◆ STATED PROBLEM: The exercise asks you to copy every line below in which "балаларын" appears.

=== MATERIAL PROVIDED ===

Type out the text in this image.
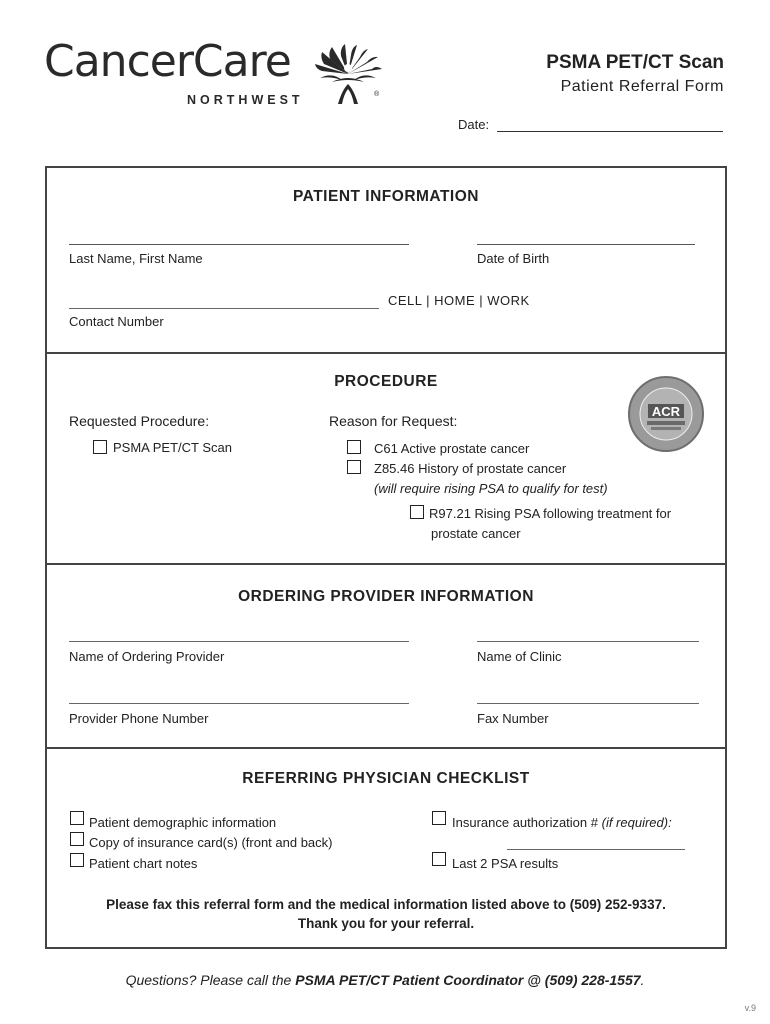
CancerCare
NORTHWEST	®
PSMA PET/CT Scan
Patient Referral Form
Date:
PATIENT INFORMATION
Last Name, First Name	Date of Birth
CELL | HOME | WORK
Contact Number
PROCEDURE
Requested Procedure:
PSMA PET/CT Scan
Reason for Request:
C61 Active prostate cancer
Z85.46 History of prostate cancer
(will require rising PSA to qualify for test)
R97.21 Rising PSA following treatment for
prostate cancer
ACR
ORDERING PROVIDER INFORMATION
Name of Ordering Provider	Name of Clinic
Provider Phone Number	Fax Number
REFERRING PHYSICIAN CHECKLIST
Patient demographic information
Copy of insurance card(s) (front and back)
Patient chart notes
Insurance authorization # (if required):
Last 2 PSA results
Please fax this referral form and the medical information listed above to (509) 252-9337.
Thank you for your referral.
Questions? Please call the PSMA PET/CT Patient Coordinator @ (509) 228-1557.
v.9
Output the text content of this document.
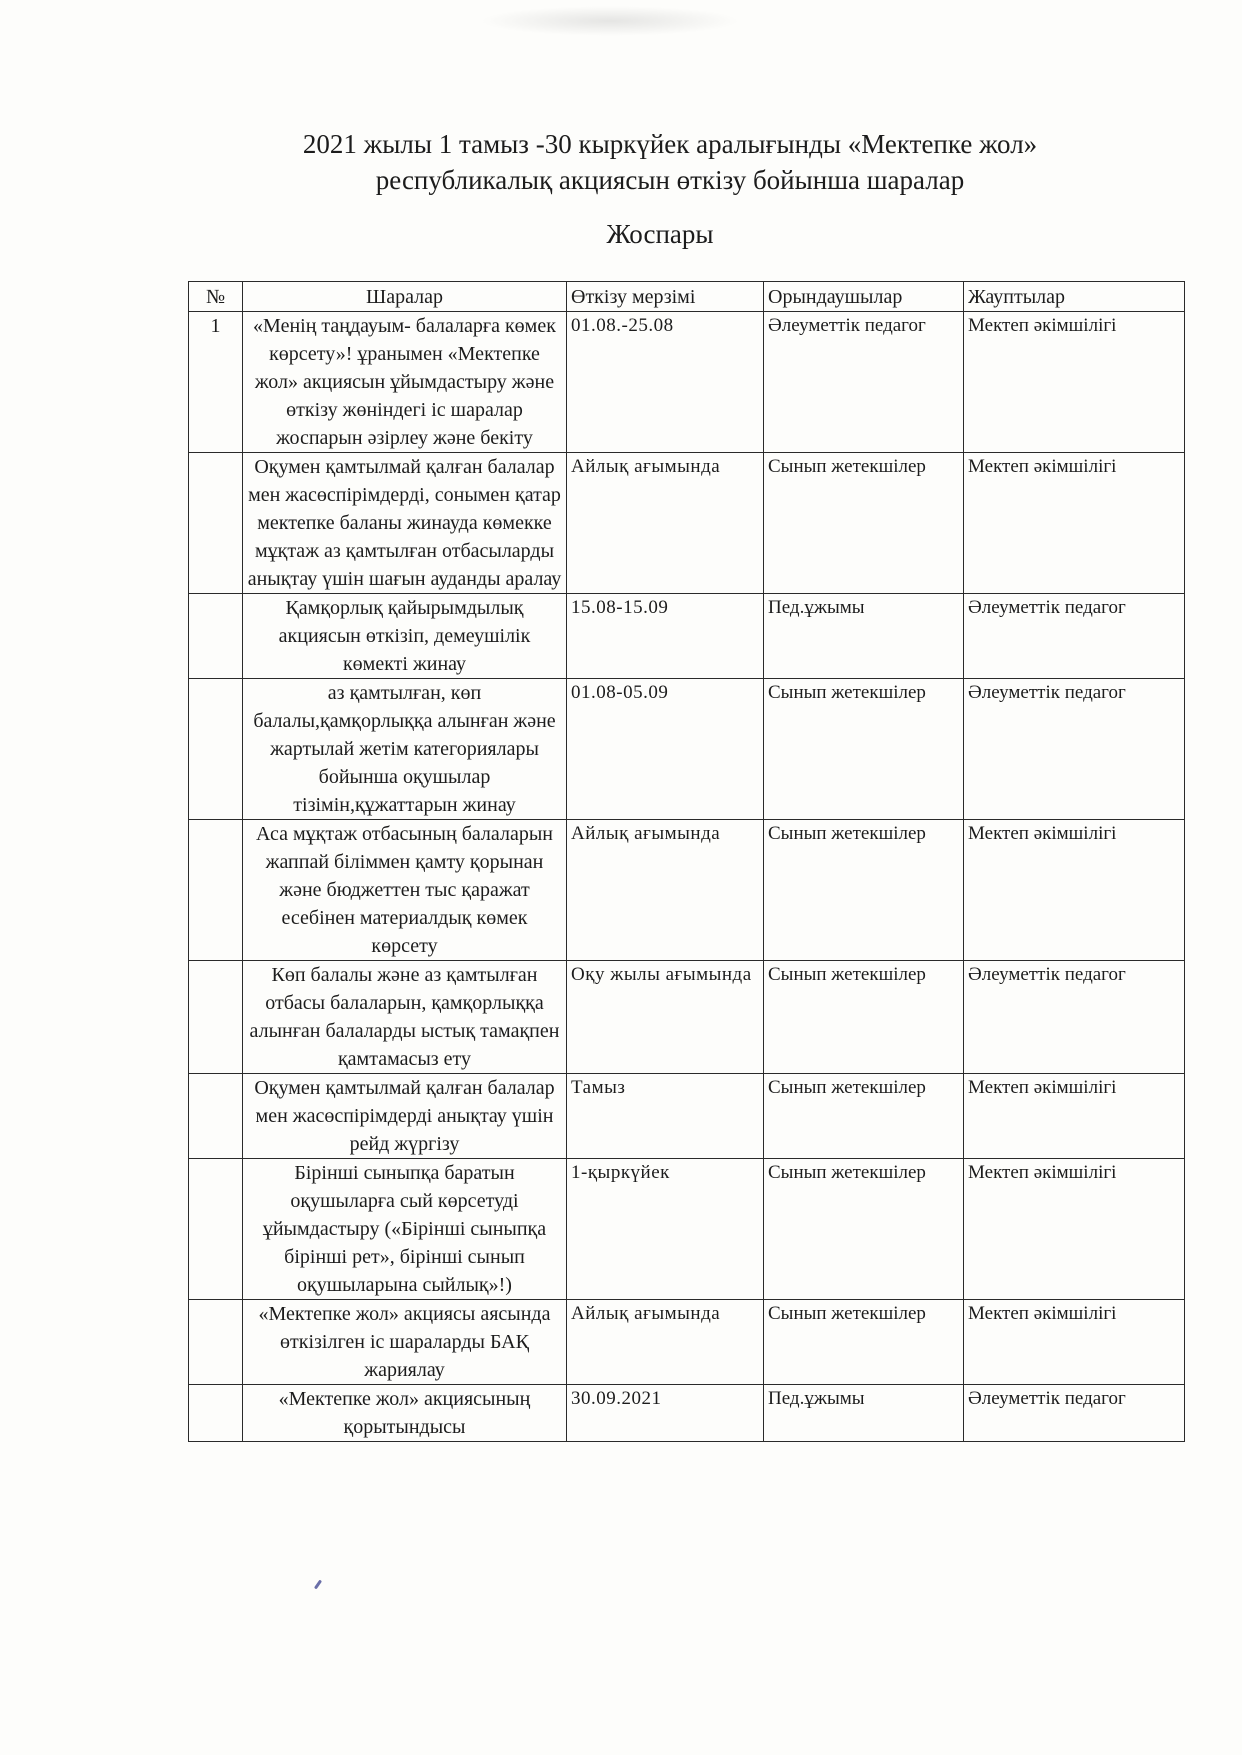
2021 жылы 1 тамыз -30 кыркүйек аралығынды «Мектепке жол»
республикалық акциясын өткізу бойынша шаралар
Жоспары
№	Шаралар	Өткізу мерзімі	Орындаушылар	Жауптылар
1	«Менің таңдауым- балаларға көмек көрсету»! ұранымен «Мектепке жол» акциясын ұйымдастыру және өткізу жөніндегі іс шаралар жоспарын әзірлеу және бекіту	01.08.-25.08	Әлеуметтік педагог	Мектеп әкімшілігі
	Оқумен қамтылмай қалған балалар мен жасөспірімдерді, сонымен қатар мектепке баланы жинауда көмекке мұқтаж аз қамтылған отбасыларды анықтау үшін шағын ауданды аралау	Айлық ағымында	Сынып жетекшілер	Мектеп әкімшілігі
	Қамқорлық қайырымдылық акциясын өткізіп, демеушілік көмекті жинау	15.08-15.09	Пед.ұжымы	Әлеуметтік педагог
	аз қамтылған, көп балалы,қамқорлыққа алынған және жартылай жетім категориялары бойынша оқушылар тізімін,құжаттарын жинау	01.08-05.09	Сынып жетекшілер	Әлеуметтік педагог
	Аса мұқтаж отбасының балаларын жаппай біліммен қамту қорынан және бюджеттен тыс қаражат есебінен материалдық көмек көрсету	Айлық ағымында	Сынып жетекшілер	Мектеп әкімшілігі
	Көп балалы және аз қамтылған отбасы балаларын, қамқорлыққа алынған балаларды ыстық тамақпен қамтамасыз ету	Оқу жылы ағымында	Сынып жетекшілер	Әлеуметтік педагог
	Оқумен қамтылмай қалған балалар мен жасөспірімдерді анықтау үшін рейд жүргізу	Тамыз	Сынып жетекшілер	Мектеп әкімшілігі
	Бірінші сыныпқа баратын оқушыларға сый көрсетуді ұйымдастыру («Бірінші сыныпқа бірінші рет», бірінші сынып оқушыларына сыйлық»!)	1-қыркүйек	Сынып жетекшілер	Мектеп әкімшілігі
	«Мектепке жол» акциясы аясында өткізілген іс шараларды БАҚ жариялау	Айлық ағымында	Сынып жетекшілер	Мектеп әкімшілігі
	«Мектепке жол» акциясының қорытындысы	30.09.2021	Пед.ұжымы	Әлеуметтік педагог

===

◆ ANSWER FOR THIS EXERCISE:
	Аса мұқтаж отбасының балаларын жаппай біліммен қамту қорынан және бюджеттен тыс қаражат есебінен материалдық көмек көрсету	Айлық ағымында	Сынып жетекшілер	Мектеп әкімшілігі
	Көп балалы және аз қамтылған отбасы балаларын, қамқорлыққа алынған балаларды ыстық тамақпен қамтамасыз ету	Оқу жылы ағымында	Сынып жетекшілер	Әлеуметтік педагог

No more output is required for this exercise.